§ Task directions: Reproduce each of the following entries word for word, keeping every line unchanged.

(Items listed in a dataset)
□ □ □ □ □

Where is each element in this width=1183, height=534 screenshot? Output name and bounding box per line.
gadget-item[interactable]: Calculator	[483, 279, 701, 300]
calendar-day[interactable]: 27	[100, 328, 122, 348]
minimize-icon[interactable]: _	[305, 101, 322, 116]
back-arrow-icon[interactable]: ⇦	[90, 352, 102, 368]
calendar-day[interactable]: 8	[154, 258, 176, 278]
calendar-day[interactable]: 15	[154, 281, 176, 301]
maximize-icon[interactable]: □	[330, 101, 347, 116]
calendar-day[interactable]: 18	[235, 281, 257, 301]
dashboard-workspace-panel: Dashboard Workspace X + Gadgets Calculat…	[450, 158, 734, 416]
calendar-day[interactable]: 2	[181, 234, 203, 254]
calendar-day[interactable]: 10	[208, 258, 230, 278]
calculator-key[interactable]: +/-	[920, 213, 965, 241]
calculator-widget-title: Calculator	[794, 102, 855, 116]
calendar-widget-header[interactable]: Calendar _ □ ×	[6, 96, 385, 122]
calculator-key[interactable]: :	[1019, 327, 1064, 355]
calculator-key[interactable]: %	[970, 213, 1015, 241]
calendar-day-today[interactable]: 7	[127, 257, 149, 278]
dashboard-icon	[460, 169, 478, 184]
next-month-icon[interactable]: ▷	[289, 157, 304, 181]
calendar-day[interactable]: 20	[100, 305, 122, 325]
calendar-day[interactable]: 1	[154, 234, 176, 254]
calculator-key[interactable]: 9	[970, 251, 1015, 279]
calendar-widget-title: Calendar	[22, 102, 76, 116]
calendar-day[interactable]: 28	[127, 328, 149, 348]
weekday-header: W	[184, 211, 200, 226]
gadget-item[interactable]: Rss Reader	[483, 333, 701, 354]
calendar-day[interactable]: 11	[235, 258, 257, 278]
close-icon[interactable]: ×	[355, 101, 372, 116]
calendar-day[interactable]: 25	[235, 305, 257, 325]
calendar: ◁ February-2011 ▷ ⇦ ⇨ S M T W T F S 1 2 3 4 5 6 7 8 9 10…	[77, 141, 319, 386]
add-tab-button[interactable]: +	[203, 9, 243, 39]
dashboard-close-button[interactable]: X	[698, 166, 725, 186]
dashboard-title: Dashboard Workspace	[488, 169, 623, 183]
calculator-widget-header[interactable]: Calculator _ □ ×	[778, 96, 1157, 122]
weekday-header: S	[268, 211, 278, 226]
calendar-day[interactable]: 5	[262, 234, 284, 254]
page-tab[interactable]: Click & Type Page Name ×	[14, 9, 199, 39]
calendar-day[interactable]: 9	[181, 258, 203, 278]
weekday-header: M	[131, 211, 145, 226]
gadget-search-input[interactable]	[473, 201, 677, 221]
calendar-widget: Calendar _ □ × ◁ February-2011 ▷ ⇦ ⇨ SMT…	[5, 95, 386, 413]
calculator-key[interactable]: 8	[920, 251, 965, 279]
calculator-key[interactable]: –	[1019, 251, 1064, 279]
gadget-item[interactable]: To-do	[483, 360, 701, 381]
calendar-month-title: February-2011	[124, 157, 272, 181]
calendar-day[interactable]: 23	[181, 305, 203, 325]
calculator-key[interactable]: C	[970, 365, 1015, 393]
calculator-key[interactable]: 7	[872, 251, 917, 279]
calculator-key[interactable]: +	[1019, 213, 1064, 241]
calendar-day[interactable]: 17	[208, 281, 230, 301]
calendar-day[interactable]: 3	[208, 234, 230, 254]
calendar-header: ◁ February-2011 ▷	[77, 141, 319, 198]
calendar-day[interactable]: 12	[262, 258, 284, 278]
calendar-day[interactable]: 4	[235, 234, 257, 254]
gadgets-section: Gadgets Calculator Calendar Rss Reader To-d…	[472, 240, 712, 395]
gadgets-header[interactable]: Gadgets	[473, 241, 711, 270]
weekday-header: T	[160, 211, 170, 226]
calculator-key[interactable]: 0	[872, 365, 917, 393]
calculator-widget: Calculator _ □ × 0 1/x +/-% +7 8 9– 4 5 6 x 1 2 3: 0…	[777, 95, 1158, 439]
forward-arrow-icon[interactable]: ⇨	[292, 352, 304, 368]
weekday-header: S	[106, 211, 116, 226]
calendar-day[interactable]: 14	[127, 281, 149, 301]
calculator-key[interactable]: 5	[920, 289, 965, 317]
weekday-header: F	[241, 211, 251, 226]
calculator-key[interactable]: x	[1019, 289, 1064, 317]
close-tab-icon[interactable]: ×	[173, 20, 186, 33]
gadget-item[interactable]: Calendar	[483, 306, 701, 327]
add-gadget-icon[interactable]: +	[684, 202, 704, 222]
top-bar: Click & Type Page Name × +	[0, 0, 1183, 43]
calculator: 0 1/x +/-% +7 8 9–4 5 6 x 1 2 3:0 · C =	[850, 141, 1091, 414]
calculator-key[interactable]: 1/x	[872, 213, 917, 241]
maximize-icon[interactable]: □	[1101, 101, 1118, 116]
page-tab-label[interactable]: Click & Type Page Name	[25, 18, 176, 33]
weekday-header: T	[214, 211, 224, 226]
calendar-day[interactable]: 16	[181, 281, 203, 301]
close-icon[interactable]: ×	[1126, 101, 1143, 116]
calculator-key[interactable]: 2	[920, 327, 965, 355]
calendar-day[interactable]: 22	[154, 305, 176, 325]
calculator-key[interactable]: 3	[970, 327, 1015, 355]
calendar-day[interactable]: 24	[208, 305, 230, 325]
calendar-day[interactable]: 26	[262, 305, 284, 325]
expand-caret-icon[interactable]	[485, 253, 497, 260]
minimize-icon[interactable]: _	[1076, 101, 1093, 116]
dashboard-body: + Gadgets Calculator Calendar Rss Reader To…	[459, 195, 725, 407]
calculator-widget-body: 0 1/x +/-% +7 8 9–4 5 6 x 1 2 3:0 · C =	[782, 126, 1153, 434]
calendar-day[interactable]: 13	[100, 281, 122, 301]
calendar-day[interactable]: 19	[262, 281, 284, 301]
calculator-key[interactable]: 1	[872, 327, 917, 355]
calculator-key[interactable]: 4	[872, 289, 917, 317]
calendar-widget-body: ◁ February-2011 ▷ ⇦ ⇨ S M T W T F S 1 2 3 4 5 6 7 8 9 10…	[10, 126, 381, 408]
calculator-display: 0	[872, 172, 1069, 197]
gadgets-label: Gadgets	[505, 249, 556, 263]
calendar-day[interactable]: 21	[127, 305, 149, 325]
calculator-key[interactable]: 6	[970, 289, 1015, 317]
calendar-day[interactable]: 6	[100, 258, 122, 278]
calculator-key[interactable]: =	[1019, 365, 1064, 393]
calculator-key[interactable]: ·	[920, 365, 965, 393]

□ □ □ □ □

§ Solution:
Where is each element in this width=1183, height=534 screenshot? Output name and bounding box per line.
gadget-item[interactable]: Calculator	[483, 279, 701, 300]
calendar-day[interactable]: 27	[100, 328, 122, 348]
minimize-icon[interactable]: _	[305, 101, 322, 116]
back-arrow-icon[interactable]: ⇦	[90, 352, 102, 368]
calendar-day[interactable]: 8	[154, 258, 176, 278]
calendar-day[interactable]: 15	[154, 281, 176, 301]
maximize-icon[interactable]: □	[330, 101, 347, 116]
calendar-day[interactable]: 18	[235, 281, 257, 301]
dashboard-workspace-panel: Dashboard Workspace X + Gadgets Calculat…	[450, 158, 734, 416]
calendar-day[interactable]: 2	[181, 234, 203, 254]
calendar-day[interactable]: 10	[208, 258, 230, 278]
calculator-key[interactable]: +/-	[920, 213, 965, 241]
calculator-widget-title: Calculator	[794, 102, 855, 116]
calendar-widget-header[interactable]: Calendar _ □ ×	[6, 96, 385, 122]
calculator-key[interactable]: :	[1019, 327, 1064, 355]
calculator-key[interactable]: %	[970, 213, 1015, 241]
calendar-day-today[interactable]: 7	[127, 257, 149, 278]
dashboard-icon	[460, 169, 478, 184]
next-month-icon[interactable]: ▷	[289, 157, 304, 181]
calendar-day[interactable]: 20	[100, 305, 122, 325]
calendar-day[interactable]: 1	[154, 234, 176, 254]
calculator-key[interactable]: 9	[970, 251, 1015, 279]
calendar-widget-title: Calendar	[22, 102, 76, 116]
calendar-day[interactable]: 28	[127, 328, 149, 348]
weekday-header: W	[184, 211, 200, 226]
gadget-item[interactable]: Rss Reader	[483, 333, 701, 354]
calendar-day[interactable]: 11	[235, 258, 257, 278]
close-icon[interactable]: ×	[355, 101, 372, 116]
calendar-day[interactable]: 25	[235, 305, 257, 325]
calendar: ◁ February-2011 ▷ ⇦ ⇨ S M T W T F S 1 2 3 4 5 6 7 8 9 10…	[77, 141, 319, 386]
add-tab-button[interactable]: +	[203, 9, 243, 39]
dashboard-close-button[interactable]: X	[698, 166, 725, 186]
dashboard-title: Dashboard Workspace	[488, 169, 623, 183]
calculator-widget-header[interactable]: Calculator _ □ ×	[778, 96, 1157, 122]
weekday-header: S	[268, 211, 278, 226]
calendar-day[interactable]: 5	[262, 234, 284, 254]
page-tab[interactable]: Click & Type Page Name ×	[14, 9, 199, 39]
calendar-day[interactable]: 9	[181, 258, 203, 278]
weekday-header: M	[131, 211, 145, 226]
gadget-search-input[interactable]	[473, 201, 677, 221]
calendar-widget: Calendar _ □ × ◁ February-2011 ▷ ⇦ ⇨ SMT…	[5, 95, 386, 413]
calculator-key[interactable]: 8	[920, 251, 965, 279]
calculator-key[interactable]: –	[1019, 251, 1064, 279]
gadget-item[interactable]: To-do	[483, 360, 701, 381]
calendar-month-title: February-2011	[124, 157, 272, 181]
calendar-day[interactable]: 23	[181, 305, 203, 325]
calculator-key[interactable]: C	[970, 365, 1015, 393]
calculator-key[interactable]: 7	[872, 251, 917, 279]
calculator-key[interactable]: +	[1019, 213, 1064, 241]
calendar-day[interactable]: 17	[208, 281, 230, 301]
calendar-day[interactable]: 3	[208, 234, 230, 254]
calendar-header: ◁ February-2011 ▷	[77, 141, 319, 198]
calendar-day[interactable]: 12	[262, 258, 284, 278]
calendar-day[interactable]: 4	[235, 234, 257, 254]
gadgets-section: Gadgets Calculator Calendar Rss Reader To-d…	[472, 240, 712, 395]
gadgets-header[interactable]: Gadgets	[473, 241, 711, 270]
weekday-header: T	[160, 211, 170, 226]
calculator-key[interactable]: 0	[872, 365, 917, 393]
calculator-widget: Calculator _ □ × 0 1/x +/-% +7 8 9– 4 5 6 x 1 2 3: 0…	[777, 95, 1158, 439]
forward-arrow-icon[interactable]: ⇨	[292, 352, 304, 368]
weekday-header: S	[106, 211, 116, 226]
calendar-day[interactable]: 14	[127, 281, 149, 301]
calculator-key[interactable]: 5	[920, 289, 965, 317]
weekday-header: F	[241, 211, 251, 226]
calculator-key[interactable]: x	[1019, 289, 1064, 317]
close-tab-icon[interactable]: ×	[173, 20, 186, 33]
gadget-item[interactable]: Calendar	[483, 306, 701, 327]
add-gadget-icon[interactable]: +	[684, 202, 704, 222]
top-bar: Click & Type Page Name × +	[0, 0, 1183, 43]
calculator: 0 1/x +/-% +7 8 9–4 5 6 x 1 2 3:0 · C =	[850, 141, 1091, 414]
calculator-key[interactable]: 1/x	[872, 213, 917, 241]
maximize-icon[interactable]: □	[1101, 101, 1118, 116]
page-tab-label[interactable]: Click & Type Page Name	[25, 18, 176, 33]
weekday-header: T	[214, 211, 224, 226]
calendar-day[interactable]: 16	[181, 281, 203, 301]
close-icon[interactable]: ×	[1126, 101, 1143, 116]
calculator-key[interactable]: 2	[920, 327, 965, 355]
calendar-day[interactable]: 22	[154, 305, 176, 325]
calculator-key[interactable]: 3	[970, 327, 1015, 355]
calendar-day[interactable]: 24	[208, 305, 230, 325]
calendar-day[interactable]: 26	[262, 305, 284, 325]
expand-caret-icon[interactable]	[485, 253, 497, 260]
minimize-icon[interactable]: _	[1076, 101, 1093, 116]
dashboard-body: + Gadgets Calculator Calendar Rss Reader To…	[459, 195, 725, 407]
calculator-widget-body: 0 1/x +/-% +7 8 9–4 5 6 x 1 2 3:0 · C =	[782, 126, 1153, 434]
calendar-day[interactable]: 13	[100, 281, 122, 301]
calendar-day[interactable]: 19	[262, 281, 284, 301]
calculator-key[interactable]: 1	[872, 327, 917, 355]
calculator-key[interactable]: 4	[872, 289, 917, 317]
calendar-widget-body: ◁ February-2011 ▷ ⇦ ⇨ S M T W T F S 1 2 3 4 5 6 7 8 9 10…	[10, 126, 381, 408]
calculator-display: 0	[872, 172, 1069, 197]
gadgets-label: Gadgets	[505, 249, 556, 263]
calendar-day[interactable]: 21	[127, 305, 149, 325]
calculator-key[interactable]: 6	[970, 289, 1015, 317]
calendar-day[interactable]: 6	[100, 258, 122, 278]
calculator-key[interactable]: =	[1019, 365, 1064, 393]
calculator-key[interactable]: ·	[920, 365, 965, 393]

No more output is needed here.